AIM OF THE EXERCISE ▸ Which lines include the word "screenshot"? Copy each of them.

GIVEN DATA ▸

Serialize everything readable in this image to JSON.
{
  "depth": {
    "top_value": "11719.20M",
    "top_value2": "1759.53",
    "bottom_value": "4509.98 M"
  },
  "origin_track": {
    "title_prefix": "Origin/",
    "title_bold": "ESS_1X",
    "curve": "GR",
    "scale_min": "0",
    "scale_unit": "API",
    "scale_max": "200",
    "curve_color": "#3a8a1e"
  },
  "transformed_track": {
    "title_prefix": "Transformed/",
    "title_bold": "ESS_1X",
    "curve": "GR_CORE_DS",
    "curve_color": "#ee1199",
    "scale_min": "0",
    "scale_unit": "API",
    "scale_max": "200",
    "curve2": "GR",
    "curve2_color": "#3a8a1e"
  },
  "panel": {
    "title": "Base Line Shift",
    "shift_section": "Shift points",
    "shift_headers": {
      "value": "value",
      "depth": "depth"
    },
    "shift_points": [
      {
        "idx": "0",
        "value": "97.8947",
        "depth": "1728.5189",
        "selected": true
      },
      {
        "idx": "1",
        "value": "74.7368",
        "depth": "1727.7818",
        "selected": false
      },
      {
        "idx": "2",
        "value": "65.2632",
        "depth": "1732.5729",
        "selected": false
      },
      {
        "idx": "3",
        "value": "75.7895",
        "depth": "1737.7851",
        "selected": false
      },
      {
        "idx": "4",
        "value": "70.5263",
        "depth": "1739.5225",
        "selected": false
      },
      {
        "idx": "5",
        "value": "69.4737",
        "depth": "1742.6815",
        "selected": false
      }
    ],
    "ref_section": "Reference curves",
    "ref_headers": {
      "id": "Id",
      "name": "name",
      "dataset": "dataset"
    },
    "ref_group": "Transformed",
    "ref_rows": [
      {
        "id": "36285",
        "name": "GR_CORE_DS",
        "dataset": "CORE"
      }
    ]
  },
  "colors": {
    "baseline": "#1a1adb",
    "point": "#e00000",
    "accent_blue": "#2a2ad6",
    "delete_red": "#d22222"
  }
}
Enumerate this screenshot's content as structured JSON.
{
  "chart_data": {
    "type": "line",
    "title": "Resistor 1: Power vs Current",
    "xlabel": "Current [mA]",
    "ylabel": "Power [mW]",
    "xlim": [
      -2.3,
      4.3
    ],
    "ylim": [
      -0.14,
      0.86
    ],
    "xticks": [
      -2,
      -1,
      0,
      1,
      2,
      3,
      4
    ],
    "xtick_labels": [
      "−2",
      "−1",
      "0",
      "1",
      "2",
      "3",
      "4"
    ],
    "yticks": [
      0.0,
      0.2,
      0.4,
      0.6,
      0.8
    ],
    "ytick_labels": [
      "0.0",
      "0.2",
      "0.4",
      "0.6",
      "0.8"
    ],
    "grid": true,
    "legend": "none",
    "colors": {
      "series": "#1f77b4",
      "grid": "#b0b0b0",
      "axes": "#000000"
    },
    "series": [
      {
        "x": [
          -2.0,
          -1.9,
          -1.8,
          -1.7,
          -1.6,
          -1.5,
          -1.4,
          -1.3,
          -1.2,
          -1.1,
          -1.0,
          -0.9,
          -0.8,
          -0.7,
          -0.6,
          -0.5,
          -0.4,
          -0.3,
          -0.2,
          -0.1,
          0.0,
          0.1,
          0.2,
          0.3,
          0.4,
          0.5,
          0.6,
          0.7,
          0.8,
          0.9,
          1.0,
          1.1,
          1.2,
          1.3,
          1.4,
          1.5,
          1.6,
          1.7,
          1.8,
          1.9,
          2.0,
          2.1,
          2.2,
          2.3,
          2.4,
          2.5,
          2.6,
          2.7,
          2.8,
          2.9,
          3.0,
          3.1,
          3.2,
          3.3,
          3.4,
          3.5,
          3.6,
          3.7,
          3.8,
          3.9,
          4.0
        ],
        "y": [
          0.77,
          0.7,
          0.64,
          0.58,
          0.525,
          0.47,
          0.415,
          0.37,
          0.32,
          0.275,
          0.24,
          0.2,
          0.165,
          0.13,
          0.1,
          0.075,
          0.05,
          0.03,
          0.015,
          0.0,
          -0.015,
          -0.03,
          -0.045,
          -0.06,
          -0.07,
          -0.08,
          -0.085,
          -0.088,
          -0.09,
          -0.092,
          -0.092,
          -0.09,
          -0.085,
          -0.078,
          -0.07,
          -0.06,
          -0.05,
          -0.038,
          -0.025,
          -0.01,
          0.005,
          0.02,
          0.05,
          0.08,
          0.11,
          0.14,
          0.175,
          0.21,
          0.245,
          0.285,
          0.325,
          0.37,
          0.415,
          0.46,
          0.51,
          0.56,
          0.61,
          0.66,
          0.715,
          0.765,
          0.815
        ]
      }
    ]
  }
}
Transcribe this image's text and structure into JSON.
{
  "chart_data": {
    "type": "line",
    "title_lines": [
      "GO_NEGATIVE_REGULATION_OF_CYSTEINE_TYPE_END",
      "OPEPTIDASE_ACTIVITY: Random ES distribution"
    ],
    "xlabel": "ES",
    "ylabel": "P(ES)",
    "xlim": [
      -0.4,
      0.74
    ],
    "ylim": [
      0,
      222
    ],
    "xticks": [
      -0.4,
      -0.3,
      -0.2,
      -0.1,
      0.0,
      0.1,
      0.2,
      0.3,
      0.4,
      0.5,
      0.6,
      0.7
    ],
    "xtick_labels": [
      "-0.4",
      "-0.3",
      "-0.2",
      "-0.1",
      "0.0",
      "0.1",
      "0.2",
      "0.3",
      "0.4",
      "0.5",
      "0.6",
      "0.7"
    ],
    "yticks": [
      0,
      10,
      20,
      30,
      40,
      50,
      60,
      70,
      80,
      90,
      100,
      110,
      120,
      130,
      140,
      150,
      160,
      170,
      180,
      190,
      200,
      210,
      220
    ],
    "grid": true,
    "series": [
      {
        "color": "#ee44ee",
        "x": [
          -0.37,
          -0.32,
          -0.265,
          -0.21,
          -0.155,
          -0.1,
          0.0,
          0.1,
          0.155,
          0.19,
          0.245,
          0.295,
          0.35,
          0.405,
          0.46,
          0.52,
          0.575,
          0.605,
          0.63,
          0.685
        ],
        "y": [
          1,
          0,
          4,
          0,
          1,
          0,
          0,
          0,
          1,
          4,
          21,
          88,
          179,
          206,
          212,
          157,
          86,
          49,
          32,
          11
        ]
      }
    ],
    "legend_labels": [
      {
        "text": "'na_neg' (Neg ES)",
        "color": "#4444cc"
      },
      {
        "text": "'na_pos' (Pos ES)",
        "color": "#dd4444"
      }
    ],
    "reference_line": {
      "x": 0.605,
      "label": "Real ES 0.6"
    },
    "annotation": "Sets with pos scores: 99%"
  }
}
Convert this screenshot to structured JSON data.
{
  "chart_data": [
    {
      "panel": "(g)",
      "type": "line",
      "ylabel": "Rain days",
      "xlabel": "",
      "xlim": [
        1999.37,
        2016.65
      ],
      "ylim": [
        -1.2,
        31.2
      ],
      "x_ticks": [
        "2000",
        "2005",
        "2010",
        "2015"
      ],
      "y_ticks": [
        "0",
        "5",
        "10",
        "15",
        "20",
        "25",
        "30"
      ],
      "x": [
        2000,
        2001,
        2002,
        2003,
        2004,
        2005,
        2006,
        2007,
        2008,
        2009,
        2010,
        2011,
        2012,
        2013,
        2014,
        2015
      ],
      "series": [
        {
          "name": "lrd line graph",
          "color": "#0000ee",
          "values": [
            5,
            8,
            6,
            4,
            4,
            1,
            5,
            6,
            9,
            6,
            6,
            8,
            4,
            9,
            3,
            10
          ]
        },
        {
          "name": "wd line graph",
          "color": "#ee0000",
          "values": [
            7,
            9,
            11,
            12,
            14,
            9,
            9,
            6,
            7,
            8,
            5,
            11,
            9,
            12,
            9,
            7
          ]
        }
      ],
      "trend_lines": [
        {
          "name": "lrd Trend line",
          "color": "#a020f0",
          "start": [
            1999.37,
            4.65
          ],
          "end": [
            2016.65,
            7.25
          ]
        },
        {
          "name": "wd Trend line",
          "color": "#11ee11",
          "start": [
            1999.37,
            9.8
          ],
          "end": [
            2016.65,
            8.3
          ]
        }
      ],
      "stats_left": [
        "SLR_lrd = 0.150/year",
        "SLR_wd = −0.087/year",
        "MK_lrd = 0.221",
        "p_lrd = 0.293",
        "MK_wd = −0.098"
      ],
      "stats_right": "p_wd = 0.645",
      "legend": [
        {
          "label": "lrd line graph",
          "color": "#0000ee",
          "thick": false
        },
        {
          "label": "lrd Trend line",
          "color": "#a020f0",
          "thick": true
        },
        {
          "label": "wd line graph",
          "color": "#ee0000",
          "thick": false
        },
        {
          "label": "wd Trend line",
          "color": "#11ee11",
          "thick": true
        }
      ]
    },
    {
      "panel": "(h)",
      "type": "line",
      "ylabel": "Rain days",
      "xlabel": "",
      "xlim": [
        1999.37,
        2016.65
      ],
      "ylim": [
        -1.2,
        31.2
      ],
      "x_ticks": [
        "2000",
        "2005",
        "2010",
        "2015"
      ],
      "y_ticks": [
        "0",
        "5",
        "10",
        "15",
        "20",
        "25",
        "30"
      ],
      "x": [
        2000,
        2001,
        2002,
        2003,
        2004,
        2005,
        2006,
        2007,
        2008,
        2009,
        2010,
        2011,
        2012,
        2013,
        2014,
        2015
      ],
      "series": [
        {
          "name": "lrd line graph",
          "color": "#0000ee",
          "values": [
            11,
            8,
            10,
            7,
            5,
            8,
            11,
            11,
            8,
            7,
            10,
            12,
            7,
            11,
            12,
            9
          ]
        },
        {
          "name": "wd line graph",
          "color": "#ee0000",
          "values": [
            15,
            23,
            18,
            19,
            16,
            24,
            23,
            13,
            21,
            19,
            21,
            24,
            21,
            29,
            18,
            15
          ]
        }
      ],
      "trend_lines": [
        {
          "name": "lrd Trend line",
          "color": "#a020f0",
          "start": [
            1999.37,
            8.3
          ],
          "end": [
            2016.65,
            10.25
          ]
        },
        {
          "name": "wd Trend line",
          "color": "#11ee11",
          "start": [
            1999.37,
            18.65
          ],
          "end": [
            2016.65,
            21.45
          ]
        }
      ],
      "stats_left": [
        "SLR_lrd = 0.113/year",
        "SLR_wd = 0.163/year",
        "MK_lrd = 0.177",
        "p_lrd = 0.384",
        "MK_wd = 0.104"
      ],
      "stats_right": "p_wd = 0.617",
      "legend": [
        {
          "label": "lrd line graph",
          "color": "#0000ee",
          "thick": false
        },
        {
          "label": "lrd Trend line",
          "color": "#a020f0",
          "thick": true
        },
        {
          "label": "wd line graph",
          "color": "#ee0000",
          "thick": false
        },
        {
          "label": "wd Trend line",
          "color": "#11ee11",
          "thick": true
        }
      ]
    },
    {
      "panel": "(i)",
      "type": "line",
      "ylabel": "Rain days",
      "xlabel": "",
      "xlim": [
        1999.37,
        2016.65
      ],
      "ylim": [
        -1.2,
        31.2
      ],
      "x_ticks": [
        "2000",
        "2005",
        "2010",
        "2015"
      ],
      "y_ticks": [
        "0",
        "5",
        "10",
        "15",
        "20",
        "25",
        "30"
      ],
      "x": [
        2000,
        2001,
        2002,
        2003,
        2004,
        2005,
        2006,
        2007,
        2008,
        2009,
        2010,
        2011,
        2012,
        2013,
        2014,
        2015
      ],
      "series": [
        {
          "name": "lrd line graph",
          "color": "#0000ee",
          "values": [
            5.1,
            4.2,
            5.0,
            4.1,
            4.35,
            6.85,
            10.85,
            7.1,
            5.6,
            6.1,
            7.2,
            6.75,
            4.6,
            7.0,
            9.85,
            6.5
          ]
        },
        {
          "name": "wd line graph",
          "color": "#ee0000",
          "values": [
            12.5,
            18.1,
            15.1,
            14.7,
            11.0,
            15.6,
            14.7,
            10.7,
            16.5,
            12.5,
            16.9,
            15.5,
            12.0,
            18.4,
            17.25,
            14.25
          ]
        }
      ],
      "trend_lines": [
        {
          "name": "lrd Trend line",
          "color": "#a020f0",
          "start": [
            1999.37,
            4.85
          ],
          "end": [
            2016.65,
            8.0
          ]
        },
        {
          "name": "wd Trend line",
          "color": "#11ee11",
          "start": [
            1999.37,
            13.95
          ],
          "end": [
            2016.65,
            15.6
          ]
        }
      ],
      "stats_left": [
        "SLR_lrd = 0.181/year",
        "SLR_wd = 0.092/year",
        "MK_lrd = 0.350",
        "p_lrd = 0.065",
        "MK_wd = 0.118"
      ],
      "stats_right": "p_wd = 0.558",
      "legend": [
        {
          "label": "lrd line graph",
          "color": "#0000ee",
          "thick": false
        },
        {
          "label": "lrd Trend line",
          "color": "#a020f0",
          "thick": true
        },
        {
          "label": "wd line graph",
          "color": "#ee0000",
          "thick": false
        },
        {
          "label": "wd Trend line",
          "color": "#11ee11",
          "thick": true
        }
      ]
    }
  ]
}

WRITTEN SOLUTION ▸
Enumerate this screenshot's content as structured JSON.
Convert this screenshot to structured JSON data.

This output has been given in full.